Task statement. Give the count of lines that include the string "this". Add nothing to it.

Stored data entries.
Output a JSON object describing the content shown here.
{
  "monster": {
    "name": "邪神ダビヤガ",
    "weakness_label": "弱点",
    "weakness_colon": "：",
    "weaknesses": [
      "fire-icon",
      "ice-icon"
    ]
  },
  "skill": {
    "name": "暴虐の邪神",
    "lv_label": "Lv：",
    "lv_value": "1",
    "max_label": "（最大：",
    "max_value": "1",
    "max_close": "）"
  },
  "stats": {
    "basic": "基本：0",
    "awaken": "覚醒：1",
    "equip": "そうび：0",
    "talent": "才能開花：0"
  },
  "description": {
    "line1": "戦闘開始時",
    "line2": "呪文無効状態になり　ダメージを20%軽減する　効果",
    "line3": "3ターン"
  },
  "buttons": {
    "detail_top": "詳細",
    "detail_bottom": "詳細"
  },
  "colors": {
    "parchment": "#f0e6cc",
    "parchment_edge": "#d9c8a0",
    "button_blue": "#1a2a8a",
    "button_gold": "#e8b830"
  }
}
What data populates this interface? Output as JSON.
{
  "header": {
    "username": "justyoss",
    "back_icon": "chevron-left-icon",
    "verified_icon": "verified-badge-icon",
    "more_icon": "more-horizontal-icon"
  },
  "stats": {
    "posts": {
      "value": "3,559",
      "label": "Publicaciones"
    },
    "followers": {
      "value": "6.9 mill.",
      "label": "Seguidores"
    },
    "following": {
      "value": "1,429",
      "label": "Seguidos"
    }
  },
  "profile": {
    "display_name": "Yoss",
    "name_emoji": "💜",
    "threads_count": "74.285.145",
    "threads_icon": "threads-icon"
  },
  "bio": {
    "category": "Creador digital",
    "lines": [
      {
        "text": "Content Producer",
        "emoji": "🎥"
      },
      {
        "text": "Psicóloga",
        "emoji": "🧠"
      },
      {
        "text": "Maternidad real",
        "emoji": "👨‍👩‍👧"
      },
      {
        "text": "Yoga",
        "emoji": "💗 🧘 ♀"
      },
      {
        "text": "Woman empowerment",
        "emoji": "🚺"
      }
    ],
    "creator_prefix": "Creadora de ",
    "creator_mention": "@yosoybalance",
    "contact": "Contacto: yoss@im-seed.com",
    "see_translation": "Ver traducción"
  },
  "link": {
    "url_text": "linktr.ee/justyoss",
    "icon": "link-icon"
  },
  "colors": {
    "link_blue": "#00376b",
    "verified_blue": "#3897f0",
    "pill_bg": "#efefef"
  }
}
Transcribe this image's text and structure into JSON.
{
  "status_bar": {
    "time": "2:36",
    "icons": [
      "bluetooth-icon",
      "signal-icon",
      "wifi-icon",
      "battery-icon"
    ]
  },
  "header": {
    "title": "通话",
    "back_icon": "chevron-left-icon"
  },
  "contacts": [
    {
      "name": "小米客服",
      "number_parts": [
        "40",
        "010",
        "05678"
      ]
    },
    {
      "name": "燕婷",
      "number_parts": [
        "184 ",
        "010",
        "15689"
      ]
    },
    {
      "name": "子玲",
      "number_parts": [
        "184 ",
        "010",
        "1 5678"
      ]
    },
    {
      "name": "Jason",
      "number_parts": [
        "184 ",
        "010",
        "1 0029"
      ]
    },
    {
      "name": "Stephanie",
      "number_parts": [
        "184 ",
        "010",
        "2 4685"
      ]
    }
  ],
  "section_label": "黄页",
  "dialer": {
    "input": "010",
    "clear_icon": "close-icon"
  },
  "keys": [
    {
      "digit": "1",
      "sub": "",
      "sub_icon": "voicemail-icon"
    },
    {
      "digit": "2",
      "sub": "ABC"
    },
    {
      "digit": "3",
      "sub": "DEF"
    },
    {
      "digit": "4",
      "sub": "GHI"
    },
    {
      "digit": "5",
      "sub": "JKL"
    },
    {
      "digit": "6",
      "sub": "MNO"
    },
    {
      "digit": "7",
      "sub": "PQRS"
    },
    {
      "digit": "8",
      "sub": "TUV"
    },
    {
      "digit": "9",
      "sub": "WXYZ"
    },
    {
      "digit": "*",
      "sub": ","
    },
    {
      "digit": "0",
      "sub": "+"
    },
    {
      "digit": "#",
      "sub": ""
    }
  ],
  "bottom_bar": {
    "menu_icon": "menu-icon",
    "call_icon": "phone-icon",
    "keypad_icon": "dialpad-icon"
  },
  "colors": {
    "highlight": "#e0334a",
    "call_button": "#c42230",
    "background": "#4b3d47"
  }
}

Written answer. 2